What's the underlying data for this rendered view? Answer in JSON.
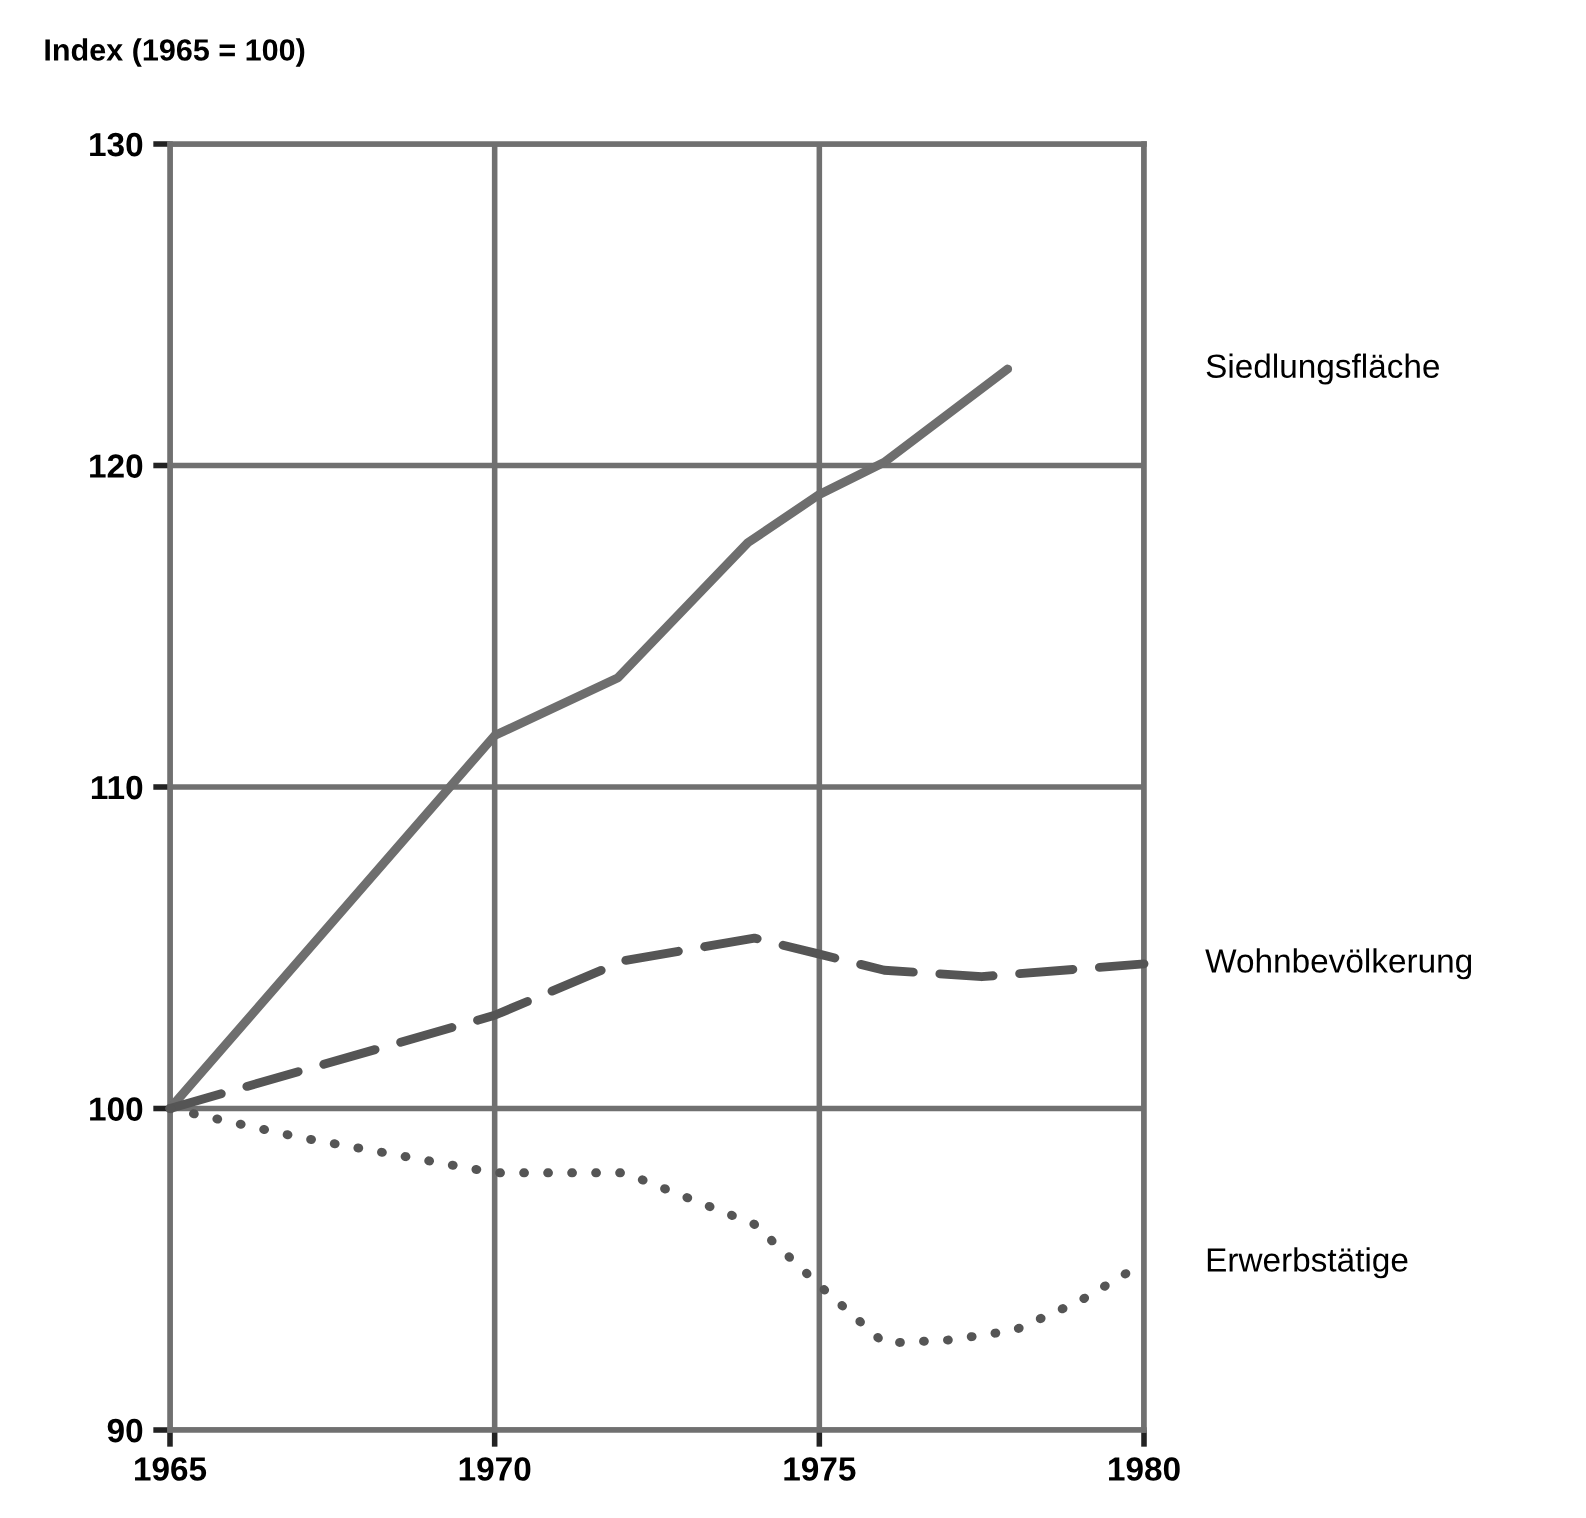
{
  "chart_data": {
    "type": "line",
    "ylabel": "Index (1965 = 100)",
    "xlim": [
      1965,
      1980
    ],
    "ylim": [
      90,
      130
    ],
    "xticks": [
      1965,
      1970,
      1975,
      1980
    ],
    "yticks": [
      90,
      100,
      110,
      120,
      130
    ],
    "grid": true,
    "legend": false,
    "series": [
      {
        "name": "Siedlungsfläche",
        "color": "#6e6e6e",
        "line_style": "solid",
        "x": [
          1965,
          1970,
          1971.9,
          1973.9,
          1975,
          1976,
          1977.9
        ],
        "values": [
          100,
          111.6,
          113.4,
          117.6,
          119.1,
          120.1,
          123.0
        ]
      },
      {
        "name": "Wohnbevölkerung",
        "color": "#555555",
        "line_style": "dashed",
        "x": [
          1965,
          1970,
          1972,
          1974,
          1975,
          1976,
          1977.5,
          1980
        ],
        "values": [
          100,
          102.9,
          104.6,
          105.3,
          104.8,
          104.3,
          104.1,
          104.5
        ]
      },
      {
        "name": "Erwerbstätige",
        "color": "#555555",
        "line_style": "dotted",
        "x": [
          1965,
          1967,
          1970,
          1972,
          1973,
          1974,
          1975,
          1976,
          1977,
          1978,
          1979,
          1980
        ],
        "values": [
          100,
          99.1,
          98.0,
          98.0,
          97.2,
          96.4,
          94.5,
          92.7,
          92.8,
          93.1,
          94.0,
          95.2
        ]
      }
    ]
  }
}
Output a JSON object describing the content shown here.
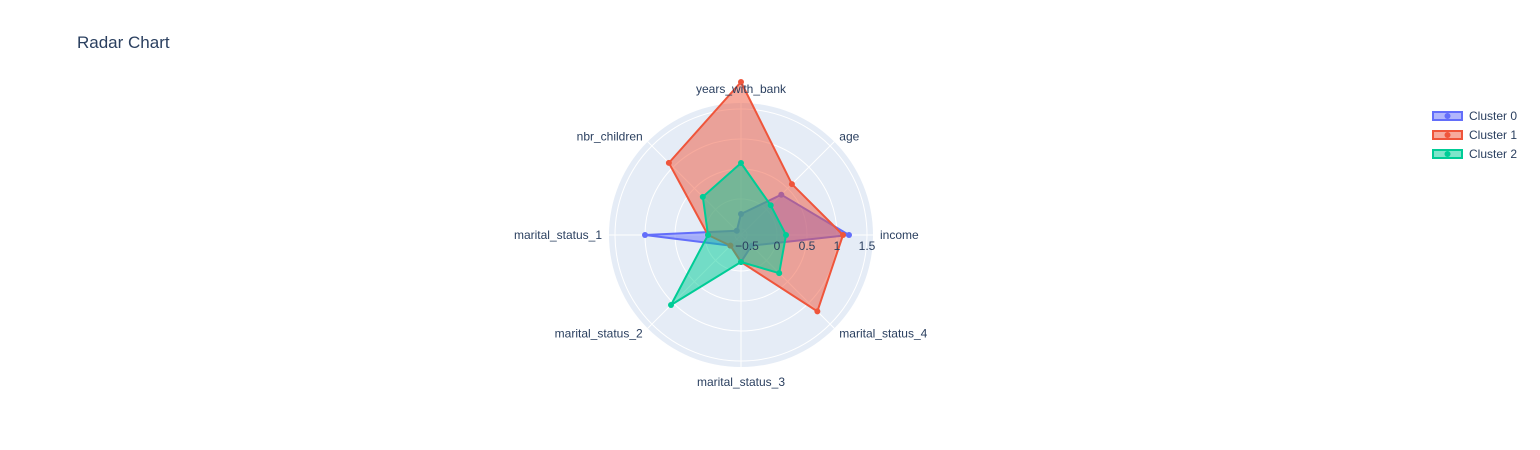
{
  "title": "Radar Chart",
  "chart_data": {
    "type": "radar",
    "title": "Radar Chart",
    "axes": [
      "income",
      "age",
      "years_with_bank",
      "nbr_children",
      "marital_status_1",
      "marital_status_2",
      "marital_status_3",
      "marital_status_4"
    ],
    "radial_ticks": [
      "−0.5",
      "0",
      "0.5",
      "1",
      "1.5"
    ],
    "radial_tick_values": [
      -0.5,
      0,
      0.5,
      1,
      1.5
    ],
    "radial_range": [
      -0.6,
      1.6
    ],
    "legend_position": "top-right",
    "grid": true,
    "series": [
      {
        "name": "Cluster 0",
        "color": "#636efa",
        "values": [
          1.2,
          0.35,
          -0.25,
          -0.5,
          1.0,
          -0.35,
          -0.15,
          -0.35
        ]
      },
      {
        "name": "Cluster 1",
        "color": "#ef553b",
        "values": [
          1.1,
          0.6,
          1.95,
          1.1,
          -0.05,
          -0.35,
          -0.15,
          1.2
        ]
      },
      {
        "name": "Cluster 2",
        "color": "#00cc96",
        "values": [
          0.15,
          0.1,
          0.6,
          0.3,
          -0.05,
          1.05,
          -0.15,
          0.3
        ]
      }
    ]
  }
}
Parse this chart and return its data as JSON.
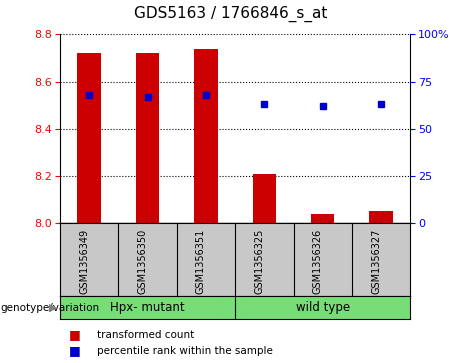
{
  "title": "GDS5163 / 1766846_s_at",
  "samples": [
    "GSM1356349",
    "GSM1356350",
    "GSM1356351",
    "GSM1356325",
    "GSM1356326",
    "GSM1356327"
  ],
  "groups": [
    {
      "label": "Hpx- mutant",
      "indices": [
        0,
        1,
        2
      ],
      "color": "#77DD77"
    },
    {
      "label": "wild type",
      "indices": [
        3,
        4,
        5
      ],
      "color": "#77DD77"
    }
  ],
  "transformed_count": [
    8.72,
    8.72,
    8.74,
    8.21,
    8.04,
    8.05
  ],
  "percentile_rank": [
    68,
    67,
    68,
    63,
    62,
    63
  ],
  "ylim_left": [
    8.0,
    8.8
  ],
  "ylim_right": [
    0,
    100
  ],
  "yticks_left": [
    8.0,
    8.2,
    8.4,
    8.6,
    8.8
  ],
  "yticks_right": [
    0,
    25,
    50,
    75,
    100
  ],
  "bar_color": "#CC0000",
  "dot_color": "#0000CC",
  "bar_baseline": 8.0,
  "label_bg": "#C8C8C8",
  "title_fontsize": 11,
  "tick_fontsize": 8,
  "label_fontsize": 7,
  "bar_width": 0.4
}
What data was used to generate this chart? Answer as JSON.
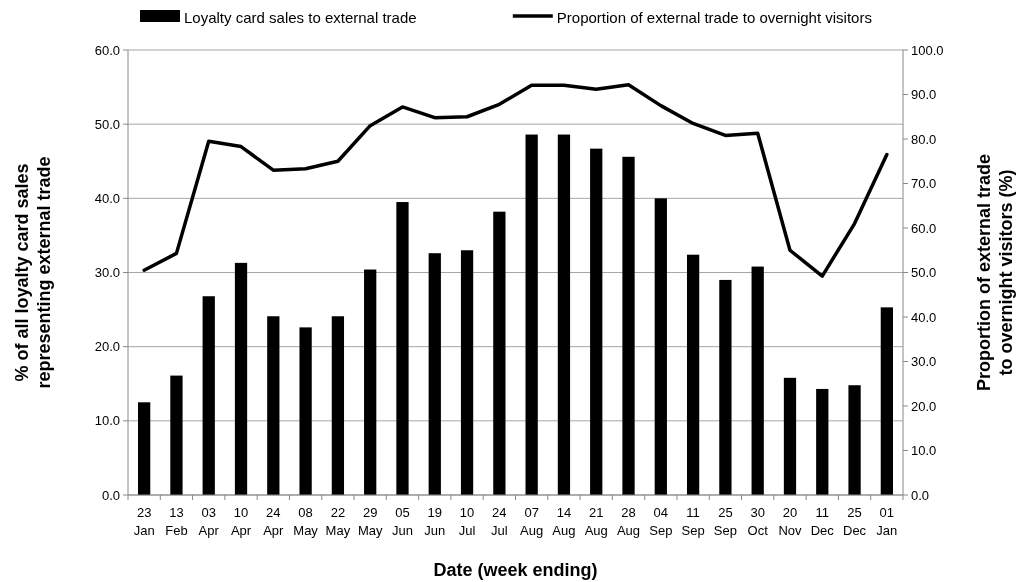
{
  "chart_data": {
    "type": "bar",
    "xlabel": "Date (week ending)",
    "ylabel": "% of all loyalty card sales representing external trade",
    "y2label": "Proportion of external trade to overnight visitors (%)",
    "categories": [
      "23 Jan",
      "13 Feb",
      "03 Apr",
      "10 Apr",
      "24 Apr",
      "08 May",
      "22 May",
      "29 May",
      "05 Jun",
      "19 Jun",
      "10 Jul",
      "24 Jul",
      "07 Aug",
      "14 Aug",
      "21 Aug",
      "28 Aug",
      "04 Sep",
      "11 Sep",
      "25 Sep",
      "30 Oct",
      "20 Nov",
      "11 Dec",
      "25 Dec",
      "01 Jan"
    ],
    "series": [
      {
        "name": "Loyalty card sales to external trade",
        "color": "#000000",
        "values": [
          12.5,
          16.1,
          26.8,
          31.3,
          24.1,
          22.6,
          24.1,
          30.4,
          39.5,
          32.6,
          33.0,
          38.2,
          48.6,
          48.6,
          46.7,
          45.6,
          40.0,
          32.4,
          29.0,
          30.8,
          15.8,
          14.3,
          14.8,
          25.3
        ]
      },
      {
        "name": "Proportion of external trade to overnight visitors",
        "type": "line",
        "axis": "y2",
        "color": "#000000",
        "values": [
          50.5,
          54.3,
          79.5,
          78.3,
          73.0,
          73.3,
          75.0,
          83.0,
          87.2,
          84.8,
          85.0,
          87.8,
          92.1,
          92.1,
          91.2,
          92.2,
          87.5,
          83.5,
          80.8,
          81.3,
          55.0,
          49.2,
          61.0,
          76.5
        ]
      }
    ],
    "ylim": [
      0,
      60
    ],
    "yticks": [
      {
        "value": 0,
        "label": "0.0"
      },
      {
        "value": 10,
        "label": "10.0"
      },
      {
        "value": 20,
        "label": "20.0"
      },
      {
        "value": 30,
        "label": "30.0"
      },
      {
        "value": 40,
        "label": "40.0"
      },
      {
        "value": 50,
        "label": "50.0"
      },
      {
        "value": 60,
        "label": "60.0"
      }
    ],
    "y2lim": [
      0,
      100
    ],
    "y2ticks": [
      {
        "value": 0,
        "label": "0.0"
      },
      {
        "value": 10,
        "label": "10.0"
      },
      {
        "value": 20,
        "label": "20.0"
      },
      {
        "value": 30,
        "label": "30.0"
      },
      {
        "value": 40,
        "label": "40.0"
      },
      {
        "value": 50,
        "label": "50.0"
      },
      {
        "value": 60,
        "label": "60.0"
      },
      {
        "value": 70,
        "label": "70.0"
      },
      {
        "value": 80,
        "label": "80.0"
      },
      {
        "value": 90,
        "label": "90.0"
      },
      {
        "value": 100,
        "label": "100.0"
      }
    ],
    "grid": "y",
    "legend": "top",
    "marker": "none",
    "line_style": "solid"
  }
}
________________
▶ _GIVEN TASK_:
In the records above, locate the lines holding the word "visitors". Copy each of them.

▶ _WORKED ANSWER_:
    "y2label": "Proportion of external trade to overnight visitors (%)",
        "name": "Proportion of external trade to overnight visitors",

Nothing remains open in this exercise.